_Text shown:_
==============================

I've been thinking about death a lot. And not in an existential way or in a 'oh man she needs professional help' kinda way. I've been thinking about the culture of death and how I'd like my own death to be handled. To that end, I chose a few titles which I'm convinced has skewed the way my co-workers view me. (lol but really) The first is Smoke Gets in Your Eyes: And Other Lessons from the Crematory by Caitlin Doughty. (I'll be discussing her second book at a later date.) This is the autobiographical story of how Caitlin came to work in a crematory and the path that it led her down to discover the 'good death'. It's an exceptionally frank discussion of death but more specifically death culture (or lack thereof) in the United States. Here in America it's a taboo subject. Many people choose to remain ignorant of the reality of death because of a fear of their own (and their loved one's) mortality. Caitlin talks about the current death practices of burial, embalming, cremation, green burials (many different kinds), and donation to science. It reminded me that I should really draw up a will with the specifics of what I want and then discuss it with those who will most likely be honoring my wishes. (And you'd better do what I say or I'll haunt you! hahaha but really)

==============================

_Given information:_
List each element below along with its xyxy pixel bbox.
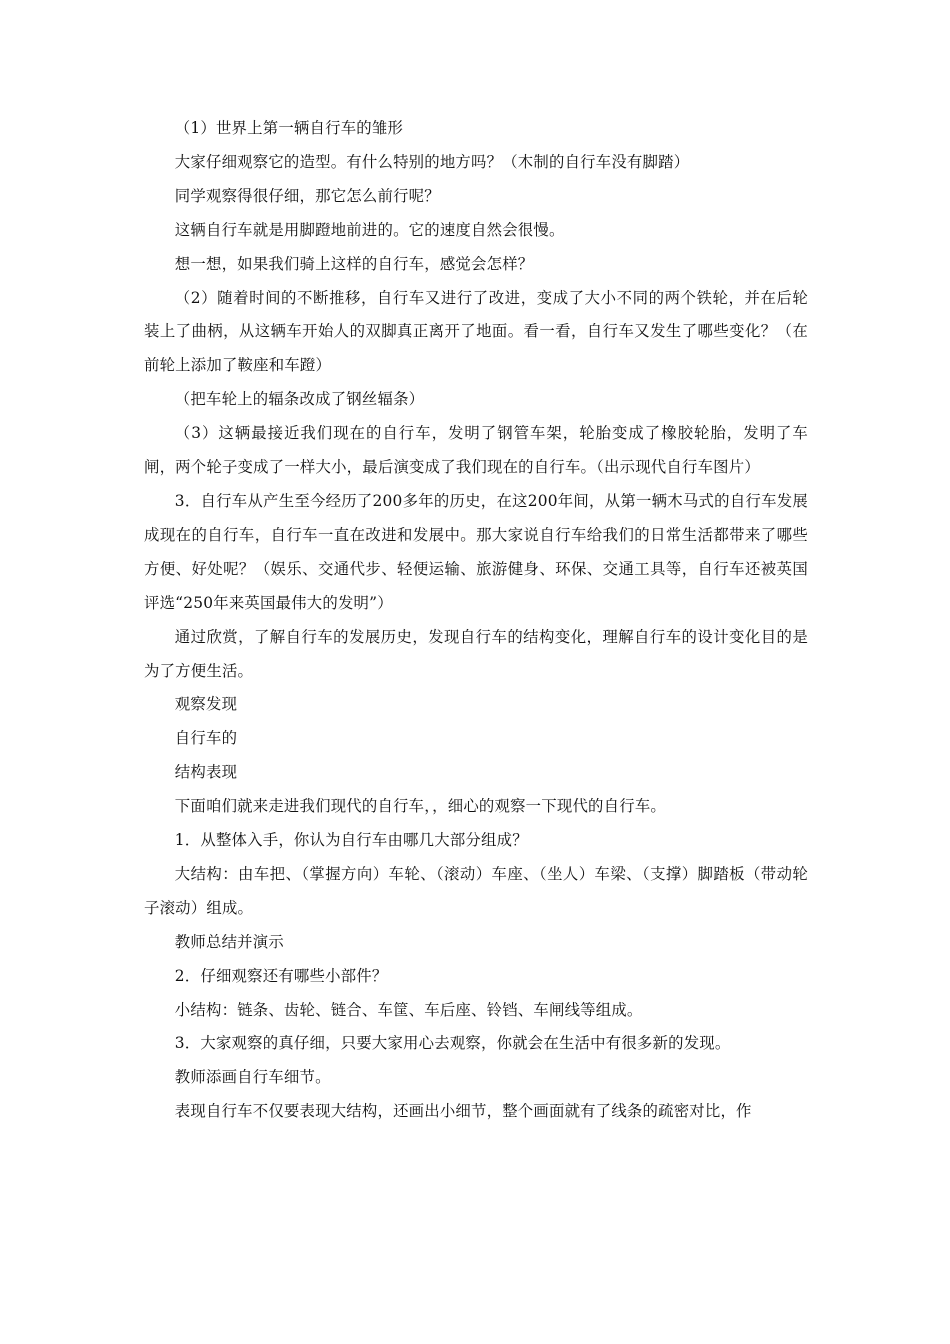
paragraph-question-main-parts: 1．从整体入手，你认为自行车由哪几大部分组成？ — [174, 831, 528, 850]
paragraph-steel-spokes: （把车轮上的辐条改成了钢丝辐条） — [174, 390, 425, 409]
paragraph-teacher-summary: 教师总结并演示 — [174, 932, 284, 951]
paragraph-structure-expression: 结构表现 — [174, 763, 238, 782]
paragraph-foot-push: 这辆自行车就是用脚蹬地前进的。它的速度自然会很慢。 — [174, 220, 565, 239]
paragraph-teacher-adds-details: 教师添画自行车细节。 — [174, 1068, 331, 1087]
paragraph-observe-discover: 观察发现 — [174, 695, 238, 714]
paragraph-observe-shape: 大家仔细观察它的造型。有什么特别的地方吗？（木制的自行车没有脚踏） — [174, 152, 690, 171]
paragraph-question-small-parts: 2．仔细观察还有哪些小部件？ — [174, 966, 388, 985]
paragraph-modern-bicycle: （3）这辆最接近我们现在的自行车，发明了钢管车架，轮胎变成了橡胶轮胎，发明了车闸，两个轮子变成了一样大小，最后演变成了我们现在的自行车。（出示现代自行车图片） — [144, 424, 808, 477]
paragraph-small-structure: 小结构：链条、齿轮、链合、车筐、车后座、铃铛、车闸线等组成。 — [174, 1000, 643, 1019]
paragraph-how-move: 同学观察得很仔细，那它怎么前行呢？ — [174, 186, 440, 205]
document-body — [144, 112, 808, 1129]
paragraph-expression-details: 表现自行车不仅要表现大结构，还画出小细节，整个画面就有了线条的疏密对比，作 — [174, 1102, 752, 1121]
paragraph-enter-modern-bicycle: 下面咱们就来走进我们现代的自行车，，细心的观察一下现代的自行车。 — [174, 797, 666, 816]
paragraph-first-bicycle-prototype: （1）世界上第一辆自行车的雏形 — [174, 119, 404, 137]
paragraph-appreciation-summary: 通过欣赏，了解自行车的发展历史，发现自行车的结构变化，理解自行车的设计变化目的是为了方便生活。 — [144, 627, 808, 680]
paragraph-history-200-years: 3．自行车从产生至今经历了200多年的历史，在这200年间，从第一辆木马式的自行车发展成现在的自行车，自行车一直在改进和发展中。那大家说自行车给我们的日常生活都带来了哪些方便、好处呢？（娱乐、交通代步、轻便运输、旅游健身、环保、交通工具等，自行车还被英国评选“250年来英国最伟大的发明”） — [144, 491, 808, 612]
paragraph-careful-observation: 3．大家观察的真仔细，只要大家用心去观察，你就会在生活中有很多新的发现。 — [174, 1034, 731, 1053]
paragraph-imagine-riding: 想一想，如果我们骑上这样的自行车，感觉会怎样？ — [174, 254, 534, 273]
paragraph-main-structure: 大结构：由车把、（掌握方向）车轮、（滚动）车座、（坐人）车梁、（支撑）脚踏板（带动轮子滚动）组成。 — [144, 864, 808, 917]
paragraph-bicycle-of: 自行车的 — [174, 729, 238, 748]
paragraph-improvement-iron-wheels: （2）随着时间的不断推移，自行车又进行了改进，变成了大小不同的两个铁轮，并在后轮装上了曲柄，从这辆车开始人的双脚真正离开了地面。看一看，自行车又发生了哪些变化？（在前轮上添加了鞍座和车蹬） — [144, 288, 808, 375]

==============================

Can you write out the whole post on death culture, word for word? The records are separate material from the post on death culture.

_Reply to the exercise:_
I've been thinking about death a lot. And not in an existential way or in a 'oh man she needs professional help' kinda way. I've been thinking about the culture of death and how I'd like my own death to be handled. To that end, I chose a few titles which I'm convinced has skewed the way my co-workers view me. (lol but really) The first is Smoke Gets in Your Eyes: And Other Lessons from the Crematory by Caitlin Doughty. (I'll be discussing her second book at a later date.) This is the autobiographical story of how Caitlin came to work in a crematory and the path that it led her down to discover the 'good death'. It's an exceptionally frank discussion of death but more specifically death culture (or lack thereof) in the United States. Here in America it's a taboo subject. Many people choose to remain ignorant of the reality of death because of a fear of their own (and their loved one's) mortality. Caitlin talks about the current death practices of burial, embalming, cremation, green burials (many different kinds), and donation to science. It reminded me that I should really draw up a will with the specifics of what I want and then discuss it with those who will most likely be honoring my wishes. (And you'd better do what I say or I'll haunt you! hahaha but really)